--- START OF Exercise inputs ---

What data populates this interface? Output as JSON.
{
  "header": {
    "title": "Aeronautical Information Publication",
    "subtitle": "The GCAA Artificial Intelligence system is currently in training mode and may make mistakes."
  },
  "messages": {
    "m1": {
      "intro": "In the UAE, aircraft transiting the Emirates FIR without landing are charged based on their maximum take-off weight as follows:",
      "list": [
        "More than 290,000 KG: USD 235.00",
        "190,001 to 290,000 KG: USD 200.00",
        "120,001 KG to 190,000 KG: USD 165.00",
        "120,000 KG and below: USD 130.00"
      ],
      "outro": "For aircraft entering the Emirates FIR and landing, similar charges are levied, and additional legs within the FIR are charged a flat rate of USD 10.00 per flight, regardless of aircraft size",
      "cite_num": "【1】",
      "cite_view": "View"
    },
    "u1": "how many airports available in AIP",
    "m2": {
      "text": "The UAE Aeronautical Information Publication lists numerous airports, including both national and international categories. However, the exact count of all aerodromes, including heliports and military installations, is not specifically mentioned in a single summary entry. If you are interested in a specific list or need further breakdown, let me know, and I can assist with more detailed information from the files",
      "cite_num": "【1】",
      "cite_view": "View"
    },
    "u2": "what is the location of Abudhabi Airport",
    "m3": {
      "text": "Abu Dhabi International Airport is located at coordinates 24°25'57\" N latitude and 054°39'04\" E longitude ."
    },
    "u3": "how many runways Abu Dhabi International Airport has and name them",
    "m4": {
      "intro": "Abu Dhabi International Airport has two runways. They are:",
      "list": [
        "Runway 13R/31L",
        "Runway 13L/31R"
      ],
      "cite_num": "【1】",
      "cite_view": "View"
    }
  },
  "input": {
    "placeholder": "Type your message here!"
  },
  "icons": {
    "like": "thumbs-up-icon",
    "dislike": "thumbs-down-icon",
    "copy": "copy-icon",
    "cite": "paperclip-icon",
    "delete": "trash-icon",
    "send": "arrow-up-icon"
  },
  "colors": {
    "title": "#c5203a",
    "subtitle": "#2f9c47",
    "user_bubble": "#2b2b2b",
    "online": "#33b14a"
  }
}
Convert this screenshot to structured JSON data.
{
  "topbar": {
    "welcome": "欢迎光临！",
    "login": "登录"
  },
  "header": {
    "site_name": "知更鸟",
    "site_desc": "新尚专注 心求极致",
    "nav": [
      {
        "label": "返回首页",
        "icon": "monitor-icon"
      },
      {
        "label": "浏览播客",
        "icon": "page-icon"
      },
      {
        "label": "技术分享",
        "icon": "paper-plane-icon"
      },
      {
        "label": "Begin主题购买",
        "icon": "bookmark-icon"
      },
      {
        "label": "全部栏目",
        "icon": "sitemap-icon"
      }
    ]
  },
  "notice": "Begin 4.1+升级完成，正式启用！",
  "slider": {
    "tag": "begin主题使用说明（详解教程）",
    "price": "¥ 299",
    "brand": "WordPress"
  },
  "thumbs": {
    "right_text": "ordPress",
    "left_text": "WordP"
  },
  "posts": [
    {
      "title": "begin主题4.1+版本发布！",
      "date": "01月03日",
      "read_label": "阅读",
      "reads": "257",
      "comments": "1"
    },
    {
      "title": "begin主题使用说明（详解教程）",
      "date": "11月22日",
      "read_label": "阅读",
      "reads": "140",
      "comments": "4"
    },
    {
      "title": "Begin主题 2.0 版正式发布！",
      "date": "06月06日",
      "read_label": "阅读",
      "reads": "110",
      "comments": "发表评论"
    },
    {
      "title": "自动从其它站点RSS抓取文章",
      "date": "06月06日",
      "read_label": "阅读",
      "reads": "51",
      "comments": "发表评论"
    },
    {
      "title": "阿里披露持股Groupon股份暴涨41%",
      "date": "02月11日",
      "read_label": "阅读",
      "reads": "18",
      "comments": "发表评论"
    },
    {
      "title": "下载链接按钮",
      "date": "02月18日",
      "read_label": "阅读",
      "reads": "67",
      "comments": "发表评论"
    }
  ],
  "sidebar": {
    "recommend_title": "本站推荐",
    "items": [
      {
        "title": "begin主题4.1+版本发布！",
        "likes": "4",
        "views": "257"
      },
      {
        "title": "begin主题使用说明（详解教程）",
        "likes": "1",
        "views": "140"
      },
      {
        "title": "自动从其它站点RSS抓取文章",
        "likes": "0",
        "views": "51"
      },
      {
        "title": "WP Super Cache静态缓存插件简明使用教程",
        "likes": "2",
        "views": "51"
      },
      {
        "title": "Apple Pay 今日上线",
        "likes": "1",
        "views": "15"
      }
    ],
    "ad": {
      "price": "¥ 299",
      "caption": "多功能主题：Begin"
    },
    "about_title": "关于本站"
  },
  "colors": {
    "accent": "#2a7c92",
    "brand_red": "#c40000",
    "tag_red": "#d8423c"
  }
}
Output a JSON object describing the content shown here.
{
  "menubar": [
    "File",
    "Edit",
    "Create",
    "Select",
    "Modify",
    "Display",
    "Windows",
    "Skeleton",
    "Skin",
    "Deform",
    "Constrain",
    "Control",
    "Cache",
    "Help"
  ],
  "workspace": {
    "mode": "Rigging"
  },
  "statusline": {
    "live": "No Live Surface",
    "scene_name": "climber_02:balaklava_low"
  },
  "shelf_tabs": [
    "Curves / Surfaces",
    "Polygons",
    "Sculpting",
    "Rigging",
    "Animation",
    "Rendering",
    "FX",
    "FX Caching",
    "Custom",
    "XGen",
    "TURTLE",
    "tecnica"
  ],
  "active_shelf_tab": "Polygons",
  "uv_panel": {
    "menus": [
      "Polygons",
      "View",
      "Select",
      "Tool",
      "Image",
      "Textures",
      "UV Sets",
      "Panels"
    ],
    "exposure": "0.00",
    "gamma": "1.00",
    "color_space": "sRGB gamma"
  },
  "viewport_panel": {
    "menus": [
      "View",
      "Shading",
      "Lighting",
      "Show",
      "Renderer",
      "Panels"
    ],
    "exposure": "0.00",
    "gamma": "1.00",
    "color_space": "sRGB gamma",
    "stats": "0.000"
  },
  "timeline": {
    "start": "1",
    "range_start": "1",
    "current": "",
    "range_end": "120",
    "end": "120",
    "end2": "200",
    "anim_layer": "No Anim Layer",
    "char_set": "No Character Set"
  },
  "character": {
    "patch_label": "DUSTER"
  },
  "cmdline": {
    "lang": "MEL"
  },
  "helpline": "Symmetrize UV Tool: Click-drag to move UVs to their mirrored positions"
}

--- END OF Exercise inputs ---

#### Given instruction
Going through the entries above, report how many lines include the string "Output". The number alone is the answer.

#### Result for this exercise
2